- _WHAT IS ASKED_: Find each line with the word "Слава" and copy it.

[Data entries]
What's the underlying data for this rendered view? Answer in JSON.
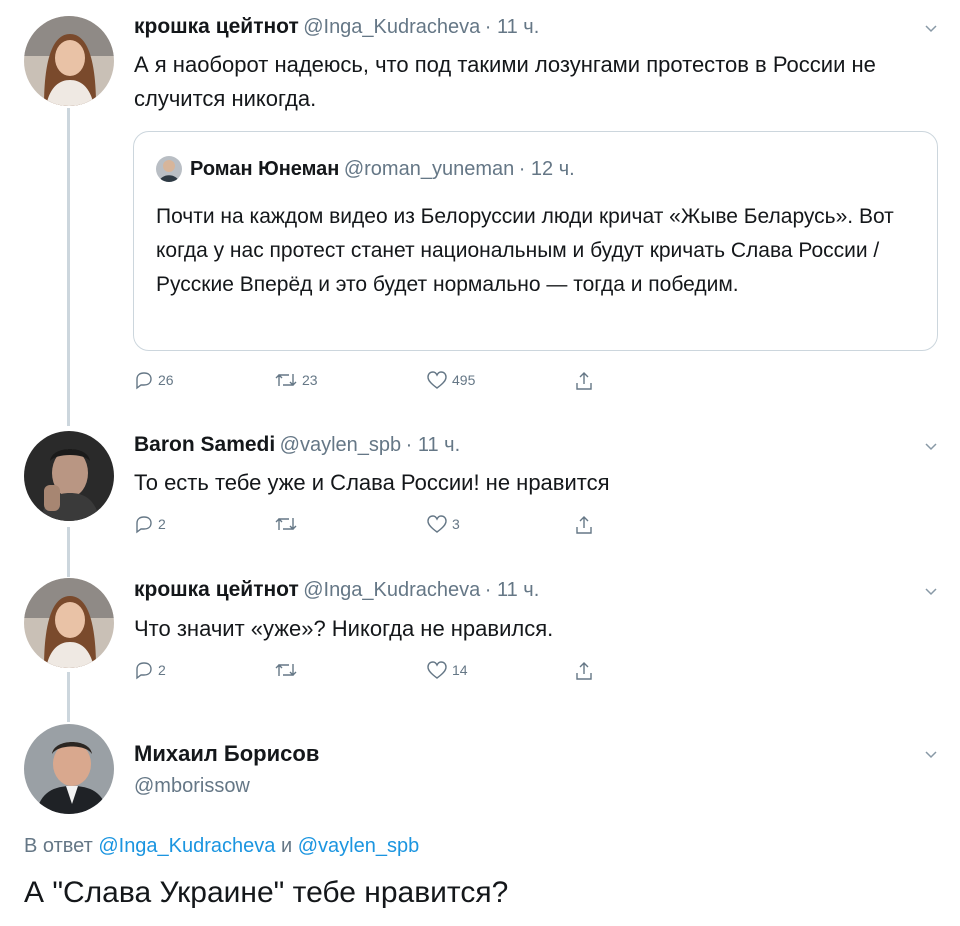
{
  "tweets": [
    {
      "author": "крошка цейтнот",
      "handle": "@Inga_Kudracheva",
      "time": "· 11 ч.",
      "text": "А я наоборот надеюсь, что под такими лозунгами протестов в России не случится никогда.",
      "quote": {
        "author": "Роман Юнеман",
        "handle": "@roman_yuneman",
        "time": "· 12 ч.",
        "text": "Почти на каждом видео из Белоруссии люди кричат «Жыве Беларусь». Вот когда у нас протест станет национальным и будут кричать Слава России / Русские Вперёд и это будет нормально — тогда и победим."
      },
      "replies": "26",
      "retweets": "23",
      "likes": "495"
    },
    {
      "author": "Baron Samedi",
      "handle": "@vaylen_spb",
      "time": "· 11 ч.",
      "text": "То есть тебе уже и Слава России! не нравится",
      "replies": "2",
      "retweets": "",
      "likes": "3"
    },
    {
      "author": "крошка цейтнот",
      "handle": "@Inga_Kudracheva",
      "time": "· 11 ч.",
      "text": "Что значит «уже»? Никогда не нравился.",
      "replies": "2",
      "retweets": "",
      "likes": "14"
    }
  ],
  "main_tweet": {
    "author": "Михаил Борисов",
    "handle": "@mborissow",
    "reply_prefix": "В ответ",
    "reply_to_1": "@Inga_Kudracheva",
    "reply_and": "и",
    "reply_to_2": "@vaylen_spb",
    "text": "А \"Слава Украине\" тебе нравится?"
  },
  "icons": {
    "reply": "reply-icon",
    "retweet": "retweet-icon",
    "like": "heart-icon",
    "share": "share-icon",
    "more": "chevron-down-icon"
  },
  "colors": {
    "link": "#1b95e0",
    "secondary": "#657786",
    "border": "#ccd6dd"
  }
}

- _RESULT OF THIS TASK_:
        "text": "Почти на каждом видео из Белоруссии люди кричат «Жыве Беларусь». Вот когда у нас протест станет национальным и будут кричать Слава России / Русские Вперёд и это будет нормально — тогда и победим."
      "text": "То есть тебе уже и Слава России! не нравится",
    "text": "А \"Слава Украине\" тебе нравится?"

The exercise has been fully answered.